§ Source data
>>>
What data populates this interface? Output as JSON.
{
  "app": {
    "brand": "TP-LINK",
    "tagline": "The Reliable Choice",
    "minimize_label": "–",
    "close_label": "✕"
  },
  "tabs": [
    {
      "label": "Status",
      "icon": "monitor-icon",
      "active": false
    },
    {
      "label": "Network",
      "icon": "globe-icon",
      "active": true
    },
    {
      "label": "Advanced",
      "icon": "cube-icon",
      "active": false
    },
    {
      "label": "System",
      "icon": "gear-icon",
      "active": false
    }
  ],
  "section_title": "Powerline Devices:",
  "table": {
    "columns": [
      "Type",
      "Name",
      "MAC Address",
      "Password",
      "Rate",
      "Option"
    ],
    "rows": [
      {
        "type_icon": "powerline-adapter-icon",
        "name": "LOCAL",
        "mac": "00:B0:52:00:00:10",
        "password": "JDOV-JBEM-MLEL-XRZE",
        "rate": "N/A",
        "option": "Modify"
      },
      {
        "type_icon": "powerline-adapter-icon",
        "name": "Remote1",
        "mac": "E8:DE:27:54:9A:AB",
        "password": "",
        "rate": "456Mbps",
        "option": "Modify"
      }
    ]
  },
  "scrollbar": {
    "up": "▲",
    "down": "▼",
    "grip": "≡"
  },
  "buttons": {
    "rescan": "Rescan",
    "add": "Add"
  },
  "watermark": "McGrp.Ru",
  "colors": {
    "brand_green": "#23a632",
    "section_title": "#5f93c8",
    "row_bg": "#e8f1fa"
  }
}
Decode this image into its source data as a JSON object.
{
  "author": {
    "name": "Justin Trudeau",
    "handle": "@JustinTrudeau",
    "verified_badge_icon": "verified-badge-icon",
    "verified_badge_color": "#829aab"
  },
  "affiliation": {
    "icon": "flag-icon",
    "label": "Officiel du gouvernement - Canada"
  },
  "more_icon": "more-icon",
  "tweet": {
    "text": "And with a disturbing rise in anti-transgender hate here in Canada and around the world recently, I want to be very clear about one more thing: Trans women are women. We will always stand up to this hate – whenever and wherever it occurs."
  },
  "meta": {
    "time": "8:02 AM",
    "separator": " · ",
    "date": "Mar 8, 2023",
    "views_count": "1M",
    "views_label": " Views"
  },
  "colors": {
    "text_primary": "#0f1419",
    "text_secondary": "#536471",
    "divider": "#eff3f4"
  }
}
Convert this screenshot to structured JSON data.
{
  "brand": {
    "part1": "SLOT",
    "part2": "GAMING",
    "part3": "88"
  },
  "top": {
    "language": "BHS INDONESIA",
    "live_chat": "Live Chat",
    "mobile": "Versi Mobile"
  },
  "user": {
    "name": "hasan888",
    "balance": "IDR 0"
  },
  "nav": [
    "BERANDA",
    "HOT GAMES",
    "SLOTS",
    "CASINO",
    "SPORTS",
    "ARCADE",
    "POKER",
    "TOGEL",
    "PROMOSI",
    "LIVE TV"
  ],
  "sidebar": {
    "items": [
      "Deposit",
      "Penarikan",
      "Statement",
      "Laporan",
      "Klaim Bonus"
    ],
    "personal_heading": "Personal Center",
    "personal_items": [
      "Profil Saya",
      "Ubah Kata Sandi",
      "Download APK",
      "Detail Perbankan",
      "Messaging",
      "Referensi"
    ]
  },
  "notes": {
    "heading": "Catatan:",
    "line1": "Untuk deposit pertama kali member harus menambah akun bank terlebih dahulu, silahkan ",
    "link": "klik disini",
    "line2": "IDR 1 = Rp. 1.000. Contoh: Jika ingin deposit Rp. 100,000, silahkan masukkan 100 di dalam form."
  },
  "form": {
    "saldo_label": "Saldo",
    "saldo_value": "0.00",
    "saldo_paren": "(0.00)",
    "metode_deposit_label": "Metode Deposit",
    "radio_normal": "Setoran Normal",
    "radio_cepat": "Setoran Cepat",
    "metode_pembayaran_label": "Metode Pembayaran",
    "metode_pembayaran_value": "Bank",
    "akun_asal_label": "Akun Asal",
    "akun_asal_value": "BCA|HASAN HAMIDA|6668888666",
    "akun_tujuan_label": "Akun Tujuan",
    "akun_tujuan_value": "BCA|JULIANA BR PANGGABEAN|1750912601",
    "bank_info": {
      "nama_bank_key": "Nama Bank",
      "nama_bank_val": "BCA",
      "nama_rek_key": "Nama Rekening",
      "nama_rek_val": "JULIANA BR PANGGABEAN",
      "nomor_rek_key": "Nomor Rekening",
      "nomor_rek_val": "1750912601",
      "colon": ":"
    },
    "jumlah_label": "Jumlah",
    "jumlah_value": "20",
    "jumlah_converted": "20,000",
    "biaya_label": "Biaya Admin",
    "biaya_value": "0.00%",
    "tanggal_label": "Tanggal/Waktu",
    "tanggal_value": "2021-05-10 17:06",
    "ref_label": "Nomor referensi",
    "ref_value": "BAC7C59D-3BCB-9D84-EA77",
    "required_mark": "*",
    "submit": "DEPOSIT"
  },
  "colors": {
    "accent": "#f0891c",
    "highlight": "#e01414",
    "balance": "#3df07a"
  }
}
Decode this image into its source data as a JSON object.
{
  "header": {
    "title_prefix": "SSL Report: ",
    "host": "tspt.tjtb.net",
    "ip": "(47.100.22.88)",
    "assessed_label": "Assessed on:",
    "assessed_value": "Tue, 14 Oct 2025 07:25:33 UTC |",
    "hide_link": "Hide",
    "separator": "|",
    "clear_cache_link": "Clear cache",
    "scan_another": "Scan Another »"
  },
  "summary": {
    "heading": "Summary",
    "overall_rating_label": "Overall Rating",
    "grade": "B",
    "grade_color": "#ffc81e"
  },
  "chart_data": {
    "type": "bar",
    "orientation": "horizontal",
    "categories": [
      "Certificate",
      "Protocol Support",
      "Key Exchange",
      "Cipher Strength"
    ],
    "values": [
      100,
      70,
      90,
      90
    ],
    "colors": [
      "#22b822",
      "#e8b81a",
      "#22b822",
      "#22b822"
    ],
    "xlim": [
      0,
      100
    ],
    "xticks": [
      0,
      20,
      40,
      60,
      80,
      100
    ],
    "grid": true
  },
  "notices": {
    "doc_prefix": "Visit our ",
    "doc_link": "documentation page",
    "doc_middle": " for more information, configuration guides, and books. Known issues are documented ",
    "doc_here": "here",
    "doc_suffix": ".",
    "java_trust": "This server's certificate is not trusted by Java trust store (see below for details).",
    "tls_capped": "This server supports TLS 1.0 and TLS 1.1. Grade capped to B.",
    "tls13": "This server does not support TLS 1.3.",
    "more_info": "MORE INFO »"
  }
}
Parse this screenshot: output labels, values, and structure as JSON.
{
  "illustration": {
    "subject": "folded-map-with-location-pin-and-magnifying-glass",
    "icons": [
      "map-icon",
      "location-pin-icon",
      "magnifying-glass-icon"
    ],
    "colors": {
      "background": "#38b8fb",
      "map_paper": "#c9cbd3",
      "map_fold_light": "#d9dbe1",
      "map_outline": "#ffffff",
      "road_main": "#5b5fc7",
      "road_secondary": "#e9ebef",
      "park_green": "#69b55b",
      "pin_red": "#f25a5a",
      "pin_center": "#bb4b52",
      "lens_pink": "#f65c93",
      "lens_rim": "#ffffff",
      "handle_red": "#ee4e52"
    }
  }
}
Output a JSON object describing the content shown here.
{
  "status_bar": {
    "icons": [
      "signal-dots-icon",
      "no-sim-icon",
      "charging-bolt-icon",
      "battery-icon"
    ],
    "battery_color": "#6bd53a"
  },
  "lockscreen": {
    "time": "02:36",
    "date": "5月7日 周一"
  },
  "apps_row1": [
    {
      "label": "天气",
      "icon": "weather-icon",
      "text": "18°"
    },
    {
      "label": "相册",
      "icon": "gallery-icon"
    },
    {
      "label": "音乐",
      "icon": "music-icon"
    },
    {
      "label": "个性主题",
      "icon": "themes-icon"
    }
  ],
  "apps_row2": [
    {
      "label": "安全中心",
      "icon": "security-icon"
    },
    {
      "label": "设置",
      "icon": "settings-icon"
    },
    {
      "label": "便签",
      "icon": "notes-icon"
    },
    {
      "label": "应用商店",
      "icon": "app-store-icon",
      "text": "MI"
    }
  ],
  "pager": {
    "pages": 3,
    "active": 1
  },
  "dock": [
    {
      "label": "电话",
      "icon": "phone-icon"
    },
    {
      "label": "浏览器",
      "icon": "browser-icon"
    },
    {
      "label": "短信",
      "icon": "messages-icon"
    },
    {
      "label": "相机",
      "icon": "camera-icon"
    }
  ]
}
<<<
§ Exercise task
Everything from the line containing "Output a JSON" to the end of the data above should be quoted exactly, please, both ends included, and nothing outside that span.

§ Answer to the task
Output a JSON object describing the content shown here.
{
  "status_bar": {
    "icons": [
      "signal-dots-icon",
      "no-sim-icon",
      "charging-bolt-icon",
      "battery-icon"
    ],
    "battery_color": "#6bd53a"
  },
  "lockscreen": {
    "time": "02:36",
    "date": "5月7日 周一"
  },
  "apps_row1": [
    {
      "label": "天气",
      "icon": "weather-icon",
      "text": "18°"
    },
    {
      "label": "相册",
      "icon": "gallery-icon"
    },
    {
      "label": "音乐",
      "icon": "music-icon"
    },
    {
      "label": "个性主题",
      "icon": "themes-icon"
    }
  ],
  "apps_row2": [
    {
      "label": "安全中心",
      "icon": "security-icon"
    },
    {
      "label": "设置",
      "icon": "settings-icon"
    },
    {
      "label": "便签",
      "icon": "notes-icon"
    },
    {
      "label": "应用商店",
      "icon": "app-store-icon",
      "text": "MI"
    }
  ],
  "pager": {
    "pages": 3,
    "active": 1
  },
  "dock": [
    {
      "label": "电话",
      "icon": "phone-icon"
    },
    {
      "label": "浏览器",
      "icon": "browser-icon"
    },
    {
      "label": "短信",
      "icon": "messages-icon"
    },
    {
      "label": "相机",
      "icon": "camera-icon"
    }
  ]
}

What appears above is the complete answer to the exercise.